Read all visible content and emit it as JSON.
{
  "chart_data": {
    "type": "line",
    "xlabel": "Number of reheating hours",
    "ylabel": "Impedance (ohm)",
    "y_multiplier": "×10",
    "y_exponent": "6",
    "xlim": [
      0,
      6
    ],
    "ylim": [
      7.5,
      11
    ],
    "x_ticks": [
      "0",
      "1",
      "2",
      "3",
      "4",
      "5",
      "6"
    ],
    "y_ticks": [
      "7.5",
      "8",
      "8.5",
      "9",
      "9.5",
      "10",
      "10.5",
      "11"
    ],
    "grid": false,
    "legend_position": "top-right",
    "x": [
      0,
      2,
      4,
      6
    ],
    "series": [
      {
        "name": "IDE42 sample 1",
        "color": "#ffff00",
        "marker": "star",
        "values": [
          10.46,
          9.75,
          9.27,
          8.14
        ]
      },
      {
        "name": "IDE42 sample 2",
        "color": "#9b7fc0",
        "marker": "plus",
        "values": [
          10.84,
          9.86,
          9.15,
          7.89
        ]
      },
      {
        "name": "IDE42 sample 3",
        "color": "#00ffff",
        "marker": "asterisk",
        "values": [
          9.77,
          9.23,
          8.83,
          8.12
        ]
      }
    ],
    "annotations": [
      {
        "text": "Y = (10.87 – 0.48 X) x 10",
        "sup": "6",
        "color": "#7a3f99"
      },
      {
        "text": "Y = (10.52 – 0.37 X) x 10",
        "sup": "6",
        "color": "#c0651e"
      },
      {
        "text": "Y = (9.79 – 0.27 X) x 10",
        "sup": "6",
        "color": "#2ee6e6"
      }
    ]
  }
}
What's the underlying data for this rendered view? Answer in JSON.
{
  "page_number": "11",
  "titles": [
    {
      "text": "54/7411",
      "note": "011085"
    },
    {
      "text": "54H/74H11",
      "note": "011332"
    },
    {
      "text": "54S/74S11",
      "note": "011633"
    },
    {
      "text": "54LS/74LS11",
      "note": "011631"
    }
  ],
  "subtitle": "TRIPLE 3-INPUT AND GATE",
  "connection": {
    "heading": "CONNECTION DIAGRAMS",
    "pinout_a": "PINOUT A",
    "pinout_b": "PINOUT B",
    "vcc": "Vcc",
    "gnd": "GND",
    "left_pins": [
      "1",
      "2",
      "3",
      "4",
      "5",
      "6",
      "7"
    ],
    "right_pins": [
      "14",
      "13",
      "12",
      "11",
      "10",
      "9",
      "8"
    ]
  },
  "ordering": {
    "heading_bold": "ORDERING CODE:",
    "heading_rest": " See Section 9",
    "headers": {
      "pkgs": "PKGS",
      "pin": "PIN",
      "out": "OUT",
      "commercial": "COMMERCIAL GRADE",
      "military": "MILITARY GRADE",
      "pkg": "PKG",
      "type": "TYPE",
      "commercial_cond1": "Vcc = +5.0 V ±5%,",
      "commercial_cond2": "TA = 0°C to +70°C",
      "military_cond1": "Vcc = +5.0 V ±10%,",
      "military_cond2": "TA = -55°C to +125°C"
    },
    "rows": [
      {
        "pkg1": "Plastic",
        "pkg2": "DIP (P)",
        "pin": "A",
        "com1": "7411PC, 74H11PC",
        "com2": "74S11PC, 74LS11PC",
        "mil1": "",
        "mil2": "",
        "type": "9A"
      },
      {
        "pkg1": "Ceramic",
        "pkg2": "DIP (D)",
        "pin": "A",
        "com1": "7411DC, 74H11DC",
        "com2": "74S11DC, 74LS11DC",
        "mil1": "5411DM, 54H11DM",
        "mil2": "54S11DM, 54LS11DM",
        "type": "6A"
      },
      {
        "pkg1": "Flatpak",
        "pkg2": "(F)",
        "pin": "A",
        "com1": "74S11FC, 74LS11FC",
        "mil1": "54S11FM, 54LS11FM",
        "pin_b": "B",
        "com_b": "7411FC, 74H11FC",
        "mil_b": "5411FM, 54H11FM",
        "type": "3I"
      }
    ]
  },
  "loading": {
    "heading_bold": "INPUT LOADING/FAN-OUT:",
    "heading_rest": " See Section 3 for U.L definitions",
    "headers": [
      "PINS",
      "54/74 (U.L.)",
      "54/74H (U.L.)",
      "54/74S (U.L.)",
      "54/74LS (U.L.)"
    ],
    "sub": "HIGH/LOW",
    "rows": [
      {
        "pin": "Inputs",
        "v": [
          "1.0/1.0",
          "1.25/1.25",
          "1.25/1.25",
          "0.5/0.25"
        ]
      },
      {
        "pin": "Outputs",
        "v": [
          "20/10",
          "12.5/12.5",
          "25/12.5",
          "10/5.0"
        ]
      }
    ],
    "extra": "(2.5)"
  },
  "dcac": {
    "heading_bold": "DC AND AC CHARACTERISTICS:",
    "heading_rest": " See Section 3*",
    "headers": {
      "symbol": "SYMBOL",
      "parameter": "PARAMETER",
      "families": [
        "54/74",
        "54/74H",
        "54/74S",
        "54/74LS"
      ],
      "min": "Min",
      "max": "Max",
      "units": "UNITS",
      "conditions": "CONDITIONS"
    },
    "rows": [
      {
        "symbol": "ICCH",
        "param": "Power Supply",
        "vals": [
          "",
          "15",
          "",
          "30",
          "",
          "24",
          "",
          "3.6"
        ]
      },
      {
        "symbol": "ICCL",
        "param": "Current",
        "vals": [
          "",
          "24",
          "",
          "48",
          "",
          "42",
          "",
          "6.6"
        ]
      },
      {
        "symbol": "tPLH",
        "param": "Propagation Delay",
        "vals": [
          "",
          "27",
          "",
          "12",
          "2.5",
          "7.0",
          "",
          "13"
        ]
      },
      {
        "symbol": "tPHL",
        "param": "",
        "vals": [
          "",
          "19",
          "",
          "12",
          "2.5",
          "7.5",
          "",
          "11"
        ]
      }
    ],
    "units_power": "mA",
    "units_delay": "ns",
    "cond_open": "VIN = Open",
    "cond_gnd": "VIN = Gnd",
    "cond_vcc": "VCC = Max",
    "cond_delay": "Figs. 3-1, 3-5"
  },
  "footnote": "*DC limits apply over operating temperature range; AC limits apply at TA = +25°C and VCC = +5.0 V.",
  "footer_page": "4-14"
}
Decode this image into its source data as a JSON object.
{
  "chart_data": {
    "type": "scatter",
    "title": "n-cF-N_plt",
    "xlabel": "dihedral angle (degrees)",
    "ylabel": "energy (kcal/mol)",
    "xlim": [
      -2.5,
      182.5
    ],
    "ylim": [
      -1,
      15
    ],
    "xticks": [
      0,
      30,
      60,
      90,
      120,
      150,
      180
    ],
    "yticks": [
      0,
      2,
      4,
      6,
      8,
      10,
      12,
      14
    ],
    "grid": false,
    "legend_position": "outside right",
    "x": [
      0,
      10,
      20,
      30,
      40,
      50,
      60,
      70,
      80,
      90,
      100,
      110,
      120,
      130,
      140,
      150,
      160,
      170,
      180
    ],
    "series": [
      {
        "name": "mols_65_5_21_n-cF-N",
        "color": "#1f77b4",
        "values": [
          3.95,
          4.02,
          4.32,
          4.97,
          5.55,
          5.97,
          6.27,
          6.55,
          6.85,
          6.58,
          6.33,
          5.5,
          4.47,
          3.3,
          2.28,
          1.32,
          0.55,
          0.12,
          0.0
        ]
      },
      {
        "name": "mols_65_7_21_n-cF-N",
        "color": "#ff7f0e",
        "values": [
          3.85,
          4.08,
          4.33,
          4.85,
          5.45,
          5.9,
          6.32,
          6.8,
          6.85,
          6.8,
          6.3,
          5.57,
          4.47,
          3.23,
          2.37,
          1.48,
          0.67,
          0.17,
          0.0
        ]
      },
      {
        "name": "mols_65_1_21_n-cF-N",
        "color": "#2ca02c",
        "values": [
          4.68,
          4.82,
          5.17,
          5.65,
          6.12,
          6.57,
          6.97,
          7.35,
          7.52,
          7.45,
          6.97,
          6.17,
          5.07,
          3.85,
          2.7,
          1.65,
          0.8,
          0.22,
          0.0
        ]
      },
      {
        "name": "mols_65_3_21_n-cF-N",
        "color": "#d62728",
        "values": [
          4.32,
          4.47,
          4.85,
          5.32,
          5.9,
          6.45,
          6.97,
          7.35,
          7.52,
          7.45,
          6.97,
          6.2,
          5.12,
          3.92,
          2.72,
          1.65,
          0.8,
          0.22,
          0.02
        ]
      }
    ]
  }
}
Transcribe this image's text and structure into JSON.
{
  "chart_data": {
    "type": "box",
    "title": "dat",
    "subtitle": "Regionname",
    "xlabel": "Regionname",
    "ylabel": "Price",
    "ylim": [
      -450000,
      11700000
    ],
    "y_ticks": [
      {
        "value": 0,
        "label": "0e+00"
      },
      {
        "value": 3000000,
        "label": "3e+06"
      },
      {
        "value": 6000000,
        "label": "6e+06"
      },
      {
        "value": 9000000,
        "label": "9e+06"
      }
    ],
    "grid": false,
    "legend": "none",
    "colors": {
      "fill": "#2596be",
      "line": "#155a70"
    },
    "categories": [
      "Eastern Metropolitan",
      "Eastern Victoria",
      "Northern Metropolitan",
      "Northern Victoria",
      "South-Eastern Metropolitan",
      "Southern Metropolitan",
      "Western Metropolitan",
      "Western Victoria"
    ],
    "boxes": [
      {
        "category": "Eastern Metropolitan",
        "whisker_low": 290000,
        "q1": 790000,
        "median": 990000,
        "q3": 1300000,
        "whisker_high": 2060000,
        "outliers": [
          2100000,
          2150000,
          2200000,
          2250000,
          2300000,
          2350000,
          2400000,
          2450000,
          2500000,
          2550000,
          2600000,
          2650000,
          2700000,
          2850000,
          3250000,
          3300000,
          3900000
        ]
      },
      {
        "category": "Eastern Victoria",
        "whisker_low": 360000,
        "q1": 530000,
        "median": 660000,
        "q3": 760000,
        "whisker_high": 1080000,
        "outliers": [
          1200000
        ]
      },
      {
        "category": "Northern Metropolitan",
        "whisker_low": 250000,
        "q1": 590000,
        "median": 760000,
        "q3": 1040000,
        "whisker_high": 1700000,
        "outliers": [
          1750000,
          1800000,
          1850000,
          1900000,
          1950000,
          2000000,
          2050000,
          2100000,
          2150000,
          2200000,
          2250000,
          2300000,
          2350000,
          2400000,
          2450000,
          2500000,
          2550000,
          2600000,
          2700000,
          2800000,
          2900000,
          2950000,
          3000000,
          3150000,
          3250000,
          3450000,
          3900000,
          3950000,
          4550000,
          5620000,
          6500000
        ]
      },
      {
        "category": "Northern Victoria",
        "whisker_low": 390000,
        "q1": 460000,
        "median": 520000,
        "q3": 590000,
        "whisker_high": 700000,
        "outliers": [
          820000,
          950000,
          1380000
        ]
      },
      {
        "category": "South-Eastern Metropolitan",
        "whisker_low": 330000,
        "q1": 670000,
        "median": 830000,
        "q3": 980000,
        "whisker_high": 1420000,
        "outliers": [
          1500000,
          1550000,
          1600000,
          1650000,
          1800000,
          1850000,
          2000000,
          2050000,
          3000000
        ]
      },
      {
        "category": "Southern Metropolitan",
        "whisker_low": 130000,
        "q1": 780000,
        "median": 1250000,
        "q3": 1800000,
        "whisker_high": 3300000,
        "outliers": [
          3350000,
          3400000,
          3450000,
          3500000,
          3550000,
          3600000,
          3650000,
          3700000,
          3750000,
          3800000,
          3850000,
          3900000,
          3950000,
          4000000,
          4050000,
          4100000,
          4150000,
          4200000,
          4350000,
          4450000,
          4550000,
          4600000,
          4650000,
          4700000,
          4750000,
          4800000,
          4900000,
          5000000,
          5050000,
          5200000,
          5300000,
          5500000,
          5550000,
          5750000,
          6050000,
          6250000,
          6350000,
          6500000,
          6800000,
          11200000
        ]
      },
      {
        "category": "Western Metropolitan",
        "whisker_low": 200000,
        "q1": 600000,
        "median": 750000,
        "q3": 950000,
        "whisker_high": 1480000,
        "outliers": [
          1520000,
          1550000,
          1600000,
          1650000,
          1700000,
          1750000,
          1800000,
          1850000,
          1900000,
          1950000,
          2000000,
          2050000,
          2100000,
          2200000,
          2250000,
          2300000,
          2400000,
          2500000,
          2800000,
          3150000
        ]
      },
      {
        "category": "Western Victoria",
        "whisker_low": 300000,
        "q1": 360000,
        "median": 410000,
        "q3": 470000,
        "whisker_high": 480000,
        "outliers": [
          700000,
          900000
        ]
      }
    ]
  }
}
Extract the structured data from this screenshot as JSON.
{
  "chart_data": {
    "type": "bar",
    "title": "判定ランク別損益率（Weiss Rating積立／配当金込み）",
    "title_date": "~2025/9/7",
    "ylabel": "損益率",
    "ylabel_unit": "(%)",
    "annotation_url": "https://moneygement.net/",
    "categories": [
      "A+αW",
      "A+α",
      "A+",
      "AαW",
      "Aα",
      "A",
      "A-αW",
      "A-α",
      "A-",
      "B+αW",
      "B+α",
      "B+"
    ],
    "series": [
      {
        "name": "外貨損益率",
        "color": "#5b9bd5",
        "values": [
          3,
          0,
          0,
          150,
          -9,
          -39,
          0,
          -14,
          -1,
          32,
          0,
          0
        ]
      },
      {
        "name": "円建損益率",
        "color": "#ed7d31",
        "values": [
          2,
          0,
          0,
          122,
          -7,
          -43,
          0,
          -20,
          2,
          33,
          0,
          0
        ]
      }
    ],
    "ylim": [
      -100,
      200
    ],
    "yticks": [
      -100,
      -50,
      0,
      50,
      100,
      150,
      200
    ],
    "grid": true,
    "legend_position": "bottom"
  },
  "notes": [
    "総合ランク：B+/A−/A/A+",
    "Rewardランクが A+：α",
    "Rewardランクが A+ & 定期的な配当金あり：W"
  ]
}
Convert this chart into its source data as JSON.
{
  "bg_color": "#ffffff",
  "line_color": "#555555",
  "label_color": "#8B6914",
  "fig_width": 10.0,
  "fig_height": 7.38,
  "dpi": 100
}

**Exercise**
Give again, word for word, every line from the one holding "Convert this chart" to the end of the data.

**Answer to the exercise**
Convert this chart into its source data as JSON.
{
  "bg_color": "#ffffff",
  "line_color": "#555555",
  "label_color": "#8B6914",
  "fig_width": 10.0,
  "fig_height": 7.38,
  "dpi": 100
}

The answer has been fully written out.